TASK INSTRUCTIONS:
Reproduce the listing exactly, with no pictures in your copy.
======== DATA PROVIDED
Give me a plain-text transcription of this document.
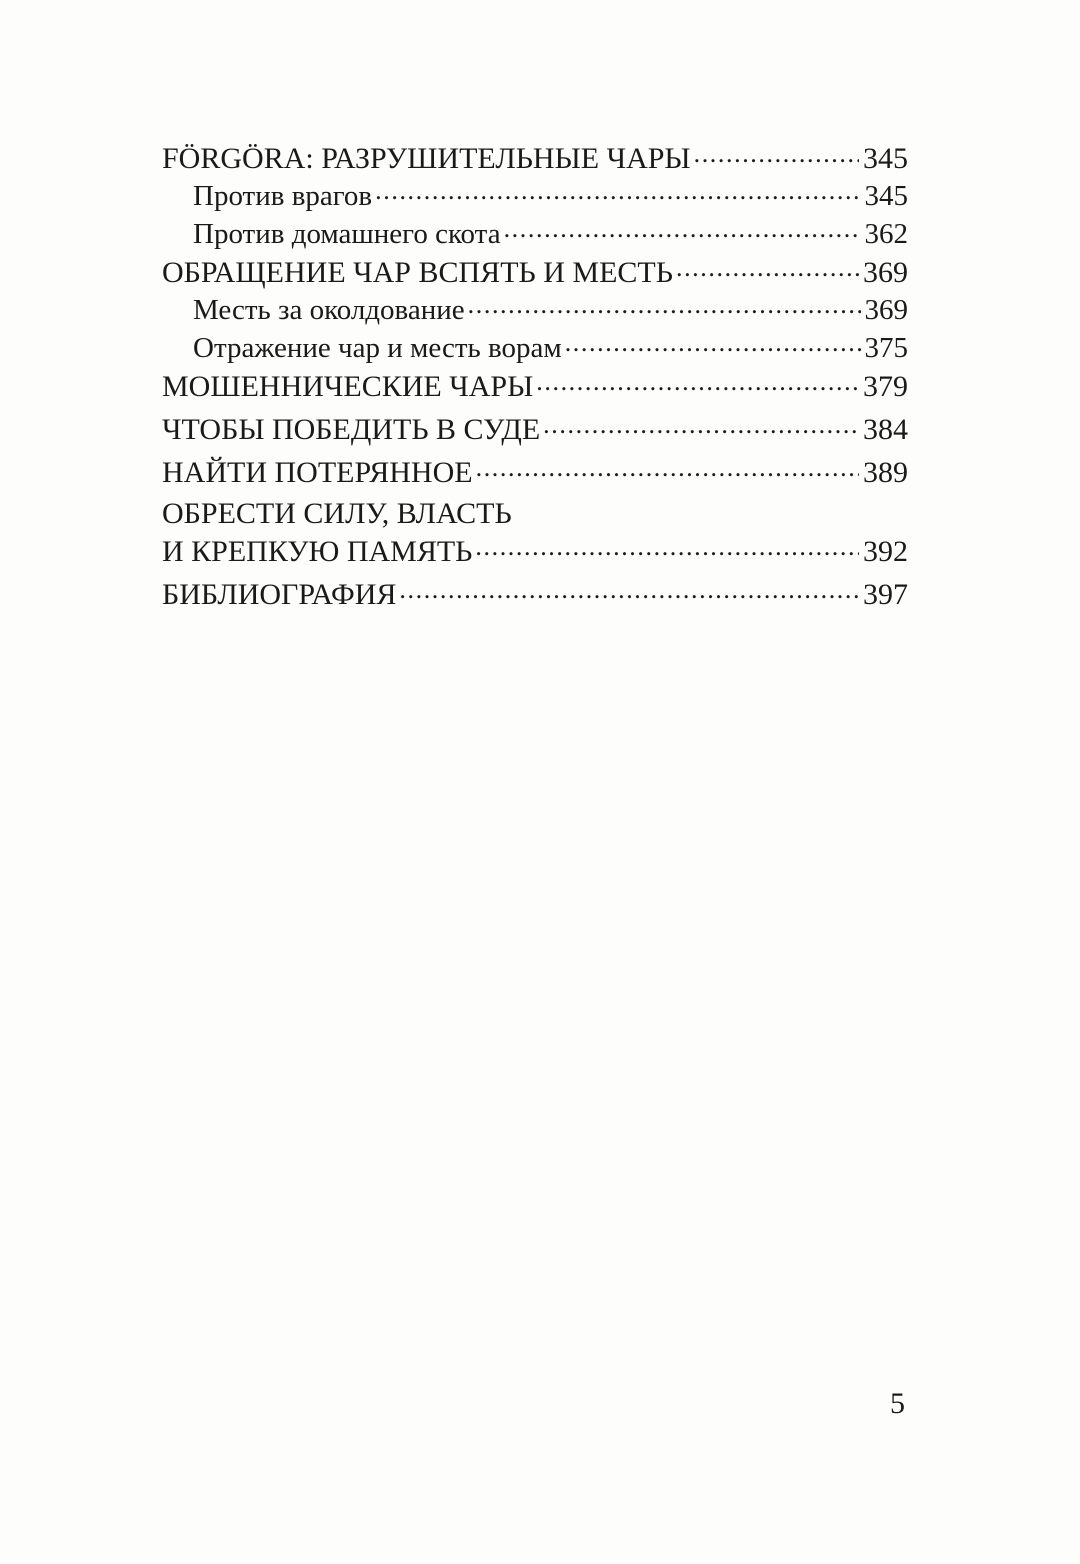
FÖRGÖRA: РАЗРУШИТЕЛЬНЫЕ ЧАРЫ .....	345
Против врагов .....	345
Против домашнего скота .....	362
ОБРАЩЕНИЕ ЧАР ВСПЯТЬ И МЕСТЬ .....	369
Месть за околдование .....	369
Отражение чар и месть ворам .....	375
МОШЕННИЧЕСКИЕ ЧАРЫ .....	379
ЧТОБЫ ПОБЕДИТЬ В СУДЕ .....	384
НАЙТИ ПОТЕРЯННОЕ .....	389
ОБРЕСТИ СИЛУ, ВЛАСТЬ
И КРЕПКУЮ ПАМЯТЬ .....	392
БИБЛИОГРАФИЯ .....	397
5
================
RESULT OF THE TASK:
Give me a plain-text transcription of this document.
FÖRGÖRA: РАЗРУШИТЕЛЬНЫЕ ЧАРЫ .....	345
Против врагов .....	345
Против домашнего скота .....	362
ОБРАЩЕНИЕ ЧАР ВСПЯТЬ И МЕСТЬ .....	369
Месть за околдование .....	369
Отражение чар и месть ворам .....	375
МОШЕННИЧЕСКИЕ ЧАРЫ .....	379
ЧТОБЫ ПОБЕДИТЬ В СУДЕ .....	384
НАЙТИ ПОТЕРЯННОЕ .....	389
ОБРЕСТИ СИЛУ, ВЛАСТЬ
И КРЕПКУЮ ПАМЯТЬ .....	392
БИБЛИОГРАФИЯ .....	397
5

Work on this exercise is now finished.